To be done:
Without the pictures, can you quote each line below exactly?

Data for this exercise:
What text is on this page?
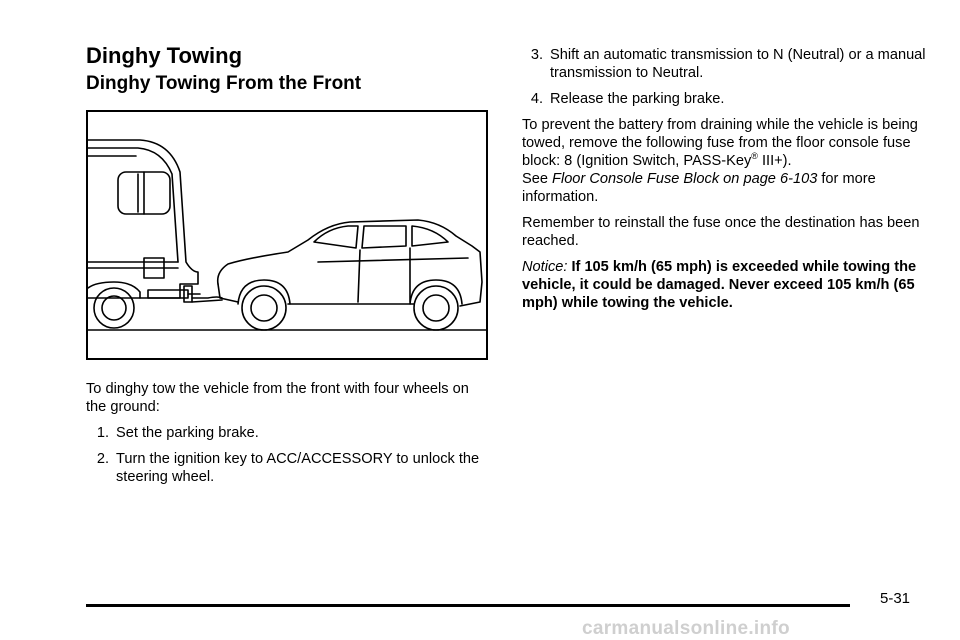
Dinghy Towing
Dinghy Towing From the Front

To dinghy tow the vehicle from the front with four wheels on the ground:

1. Set the parking brake.
2. Turn the ignition key to ACC/ACCESSORY to unlock the steering wheel.
3. Shift an automatic transmission to N (Neutral) or a manual transmission to Neutral.
4. Release the parking brake.

To prevent the battery from draining while the vehicle is being towed, remove the following fuse from the floor console fuse block: 8 (Ignition Switch, PASS-Key® III+).
See Floor Console Fuse Block on page 6-103 for more information.

Remember to reinstall the fuse once the destination has been reached.

Notice: If 105 km/h (65 mph) is exceeded while towing the vehicle, it could be damaged. Never exceed 105 km/h (65 mph) while towing the vehicle.

5-31
carmanualsonline.info
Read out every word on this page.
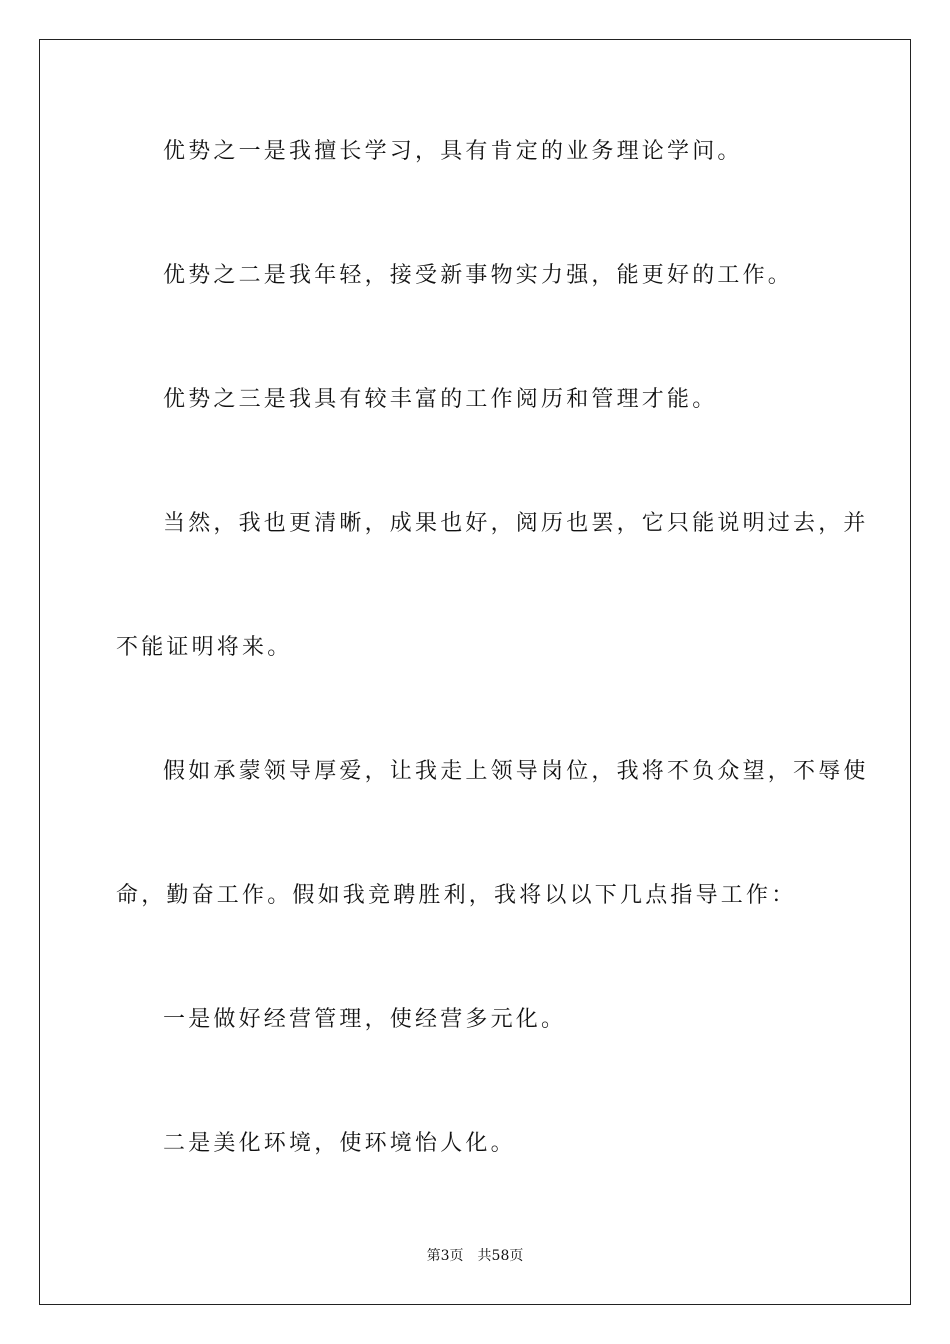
优势之一是我擅长学习，具有肯定的业务理论学问。
优势之二是我年轻，接受新事物实力强，能更好的工作。
优势之三是我具有较丰富的工作阅历和管理才能。
当然，我也更清晰，成果也好，阅历也罢，它只能说明过去，并
不能证明将来。
假如承蒙领导厚爱，让我走上领导岗位，我将不负众望，不辱使
命，勤奋工作。假如我竞聘胜利，我将以以下几点指导工作：
一是做好经营管理，使经营多元化。
二是美化环境，使环境怡人化。
第3页 共58页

Reply to the task:
What text is on this page?
Dinghy Towing
Dinghy Towing From the Front

To dinghy tow the vehicle from the front with four wheels on the ground:

1. Set the parking brake.
2. Turn the ignition key to ACC/ACCESSORY to unlock the steering wheel.
3. Shift an automatic transmission to N (Neutral) or a manual transmission to Neutral.
4. Release the parking brake.

To prevent the battery from draining while the vehicle is being towed, remove the following fuse from the floor console fuse block: 8 (Ignition Switch, PASS-Key® III+).
See Floor Console Fuse Block on page 6-103 for more information.

Remember to reinstall the fuse once the destination has been reached.

Notice: If 105 km/h (65 mph) is exceeded while towing the vehicle, it could be damaged. Never exceed 105 km/h (65 mph) while towing the vehicle.

5-31
carmanualsonline.info
Read out every word on this page.
优势之一是我擅长学习，具有肯定的业务理论学问。
优势之二是我年轻，接受新事物实力强，能更好的工作。
优势之三是我具有较丰富的工作阅历和管理才能。
当然，我也更清晰，成果也好，阅历也罢，它只能说明过去，并
不能证明将来。
假如承蒙领导厚爱，让我走上领导岗位，我将不负众望，不辱使
命，勤奋工作。假如我竞聘胜利，我将以以下几点指导工作：
一是做好经营管理，使经营多元化。
二是美化环境，使环境怡人化。
第3页 共58页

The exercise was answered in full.